» **Supplied material**:
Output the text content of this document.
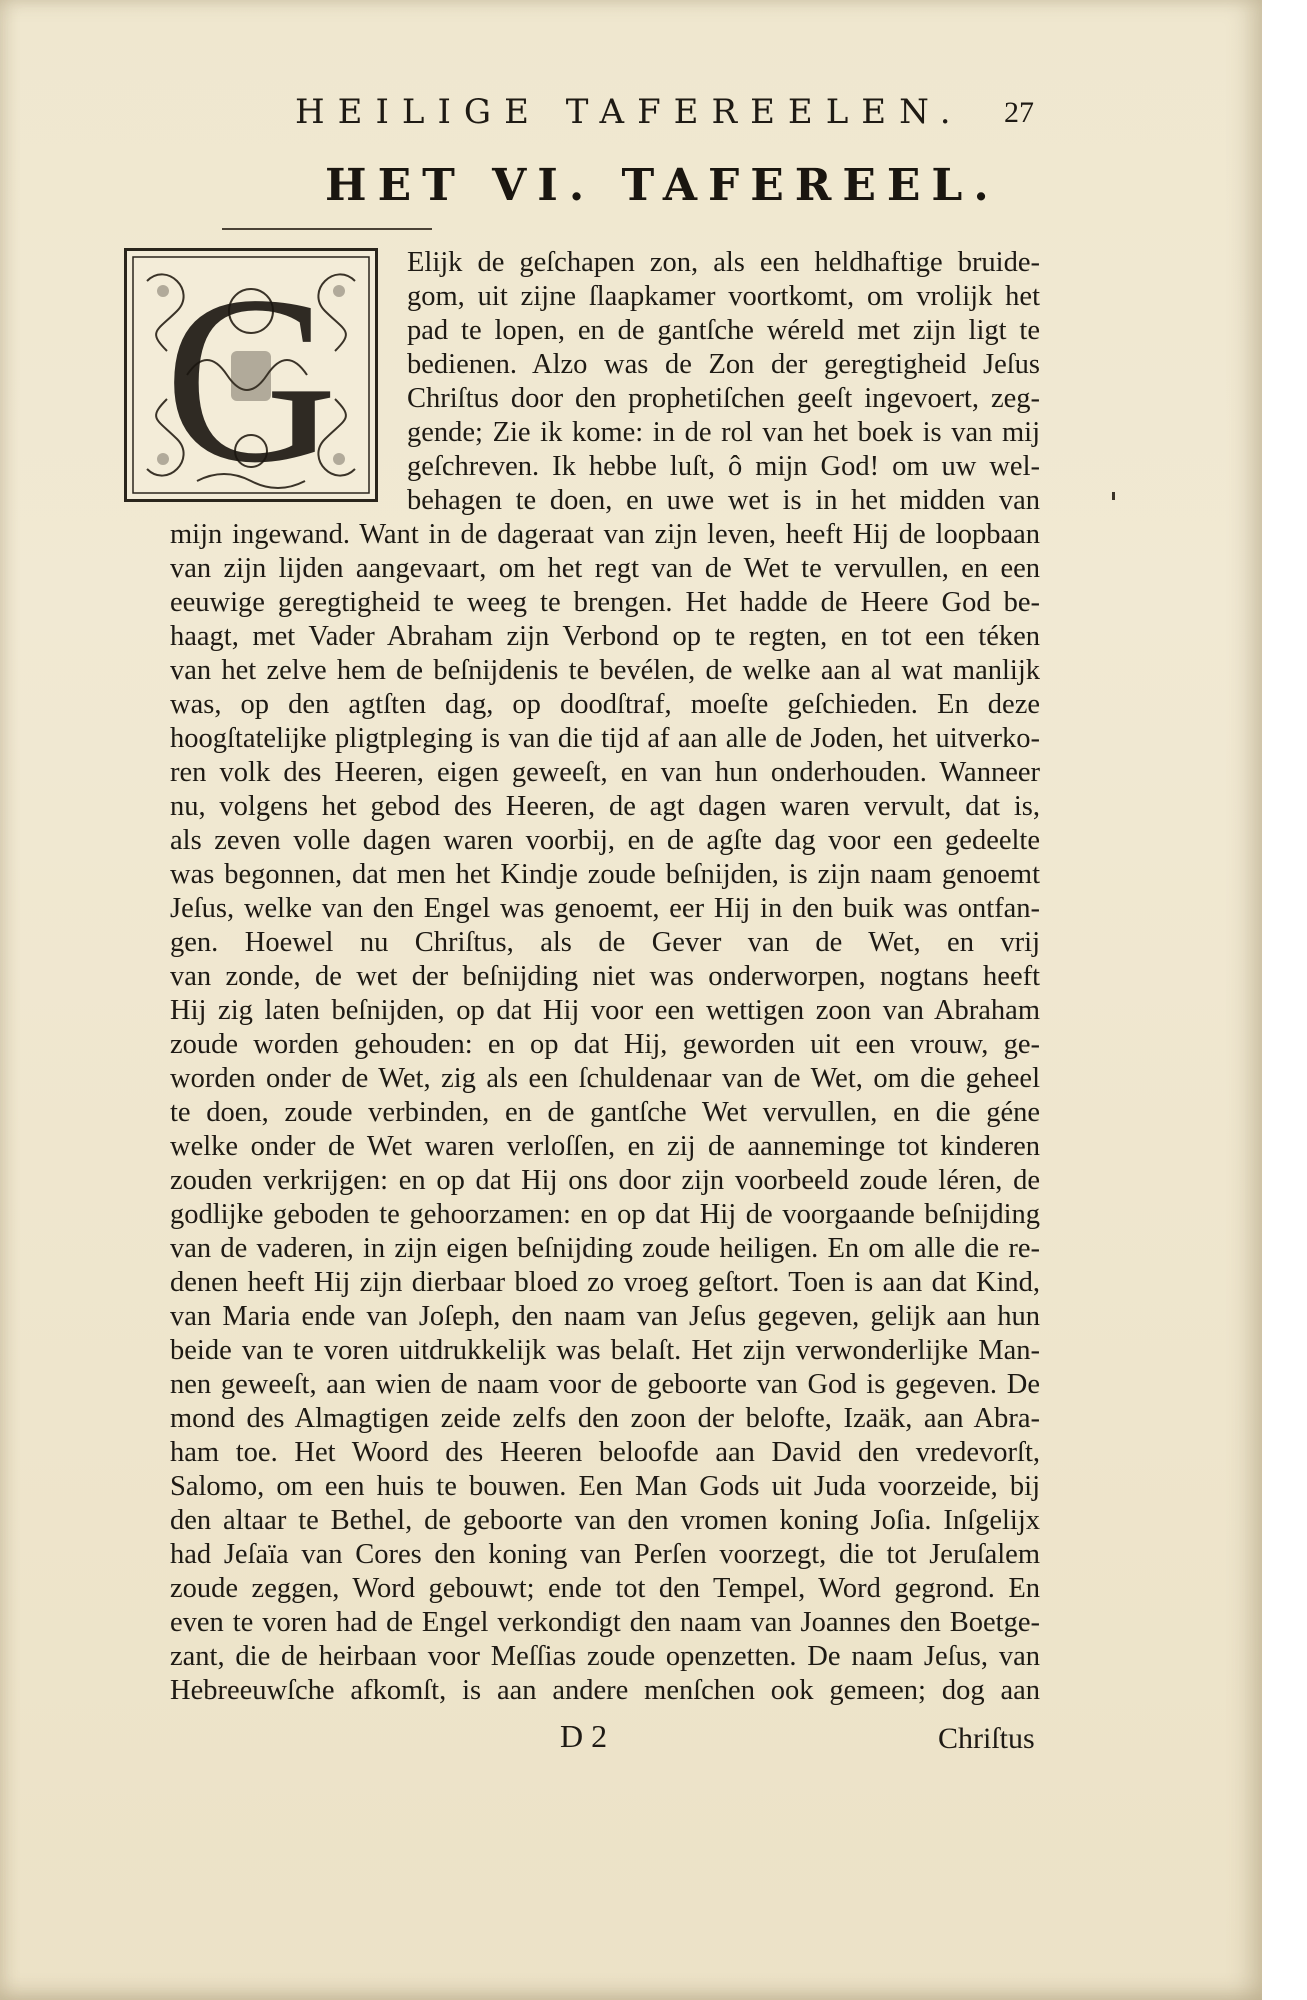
HEILIGE TAFEREELEN.	27
HET VI. TAFEREEL.
G	Elijk de geſchapen zon, als een heldhaftige bruide-
gom, uit zijne ſlaapkamer voortkomt, om vrolijk het
pad te lopen, en de gantſche wéreld met zijn ligt te
bedienen. Alzo was de Zon der geregtigheid Jeſus
Chriſtus door den prophetiſchen geeſt ingevoert, zeg-
gende; Zie ik kome: in de rol van het boek is van mij
geſchreven. Ik hebbe luſt, ô mijn God! om uw wel-
behagen te doen, en uwe wet is in het midden van
mijn ingewand. Want in de dageraat van zijn leven, heeft Hij de loopbaan
van zijn lijden aangevaart, om het regt van de Wet te vervullen, en een
eeuwige geregtigheid te weeg te brengen. Het hadde de Heere God be-
haagt, met Vader Abraham zijn Verbond op te regten, en tot een téken
van het zelve hem de beſnijdenis te bevélen, de welke aan al wat manlijk
was, op den agtſten dag, op doodſtraf, moeſte geſchieden. En deze
hoogſtatelijke pligtpleging is van die tijd af aan alle de Joden, het uitverko-
ren volk des Heeren, eigen geweeſt, en van hun onderhouden. Wanneer
nu, volgens het gebod des Heeren, de agt dagen waren vervult, dat is,
als zeven volle dagen waren voorbij, en de agſte dag voor een gedeelte
was begonnen, dat men het Kindje zoude beſnijden, is zijn naam genoemt
Jeſus, welke van den Engel was genoemt, eer Hij in den buik was ontfan-
gen. Hoewel nu Chriſtus, als de Gever van de Wet, en vrij
van zonde, de wet der beſnijding niet was onderworpen, nogtans heeft
Hij zig laten beſnijden, op dat Hij voor een wettigen zoon van Abraham
zoude worden gehouden: en op dat Hij, geworden uit een vrouw, ge-
worden onder de Wet, zig als een ſchuldenaar van de Wet, om die geheel
te doen, zoude verbinden, en de gantſche Wet vervullen, en die géne
welke onder de Wet waren verloſſen, en zij de aanneminge tot kinderen
zouden verkrijgen: en op dat Hij ons door zijn voorbeeld zoude léren, de
godlijke geboden te gehoorzamen: en op dat Hij de voorgaande beſnijding
van de vaderen, in zijn eigen beſnijding zoude heiligen. En om alle die re-
denen heeft Hij zijn dierbaar bloed zo vroeg geſtort. Toen is aan dat Kind,
van Maria ende van Joſeph, den naam van Jeſus gegeven, gelijk aan hun
beide van te voren uitdrukkelijk was belaſt. Het zijn verwonderlijke Man-
nen geweeſt, aan wien de naam voor de geboorte van God is gegeven. De
mond des Almagtigen zeide zelfs den zoon der belofte, Izaäk, aan Abra-
ham toe. Het Woord des Heeren beloofde aan David den vredevorſt,
Salomo, om een huis te bouwen. Een Man Gods uit Juda voorzeide, bij
den altaar te Bethel, de geboorte van den vromen koning Joſia. Inſgelijx
had Jeſaïa van Cores den koning van Perſen voorzegt, die tot Jeruſalem
zoude zeggen, Word gebouwt; ende tot den Tempel, Word gegrond. En
even te voren had de Engel verkondigt den naam van Joannes den Boetge-
zant, die de heirbaan voor Meſſias zoude openzetten. De naam Jeſus, van
Hebreeuwſche afkomſt, is aan andere menſchen ook gemeen; dog aan
D 2	Chriſtus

» **Exercise description**: Skip the images and write out the rest of the listing exactly.

» **Answer below**:
Output the text content of this document.
HEILIGE TAFEREELEN.	27
HET VI. TAFEREEL.
G	Elijk de geſchapen zon, als een heldhaftige bruide-
gom, uit zijne ſlaapkamer voortkomt, om vrolijk het
pad te lopen, en de gantſche wéreld met zijn ligt te
bedienen. Alzo was de Zon der geregtigheid Jeſus
Chriſtus door den prophetiſchen geeſt ingevoert, zeg-
gende; Zie ik kome: in de rol van het boek is van mij
geſchreven. Ik hebbe luſt, ô mijn God! om uw wel-
behagen te doen, en uwe wet is in het midden van
mijn ingewand. Want in de dageraat van zijn leven, heeft Hij de loopbaan
van zijn lijden aangevaart, om het regt van de Wet te vervullen, en een
eeuwige geregtigheid te weeg te brengen. Het hadde de Heere God be-
haagt, met Vader Abraham zijn Verbond op te regten, en tot een téken
van het zelve hem de beſnijdenis te bevélen, de welke aan al wat manlijk
was, op den agtſten dag, op doodſtraf, moeſte geſchieden. En deze
hoogſtatelijke pligtpleging is van die tijd af aan alle de Joden, het uitverko-
ren volk des Heeren, eigen geweeſt, en van hun onderhouden. Wanneer
nu, volgens het gebod des Heeren, de agt dagen waren vervult, dat is,
als zeven volle dagen waren voorbij, en de agſte dag voor een gedeelte
was begonnen, dat men het Kindje zoude beſnijden, is zijn naam genoemt
Jeſus, welke van den Engel was genoemt, eer Hij in den buik was ontfan-
gen. Hoewel nu Chriſtus, als de Gever van de Wet, en vrij
van zonde, de wet der beſnijding niet was onderworpen, nogtans heeft
Hij zig laten beſnijden, op dat Hij voor een wettigen zoon van Abraham
zoude worden gehouden: en op dat Hij, geworden uit een vrouw, ge-
worden onder de Wet, zig als een ſchuldenaar van de Wet, om die geheel
te doen, zoude verbinden, en de gantſche Wet vervullen, en die géne
welke onder de Wet waren verloſſen, en zij de aanneminge tot kinderen
zouden verkrijgen: en op dat Hij ons door zijn voorbeeld zoude léren, de
godlijke geboden te gehoorzamen: en op dat Hij de voorgaande beſnijding
van de vaderen, in zijn eigen beſnijding zoude heiligen. En om alle die re-
denen heeft Hij zijn dierbaar bloed zo vroeg geſtort. Toen is aan dat Kind,
van Maria ende van Joſeph, den naam van Jeſus gegeven, gelijk aan hun
beide van te voren uitdrukkelijk was belaſt. Het zijn verwonderlijke Man-
nen geweeſt, aan wien de naam voor de geboorte van God is gegeven. De
mond des Almagtigen zeide zelfs den zoon der belofte, Izaäk, aan Abra-
ham toe. Het Woord des Heeren beloofde aan David den vredevorſt,
Salomo, om een huis te bouwen. Een Man Gods uit Juda voorzeide, bij
den altaar te Bethel, de geboorte van den vromen koning Joſia. Inſgelijx
had Jeſaïa van Cores den koning van Perſen voorzegt, die tot Jeruſalem
zoude zeggen, Word gebouwt; ende tot den Tempel, Word gegrond. En
even te voren had de Engel verkondigt den naam van Joannes den Boetge-
zant, die de heirbaan voor Meſſias zoude openzetten. De naam Jeſus, van
Hebreeuwſche afkomſt, is aan andere menſchen ook gemeen; dog aan
D 2	Chriſtus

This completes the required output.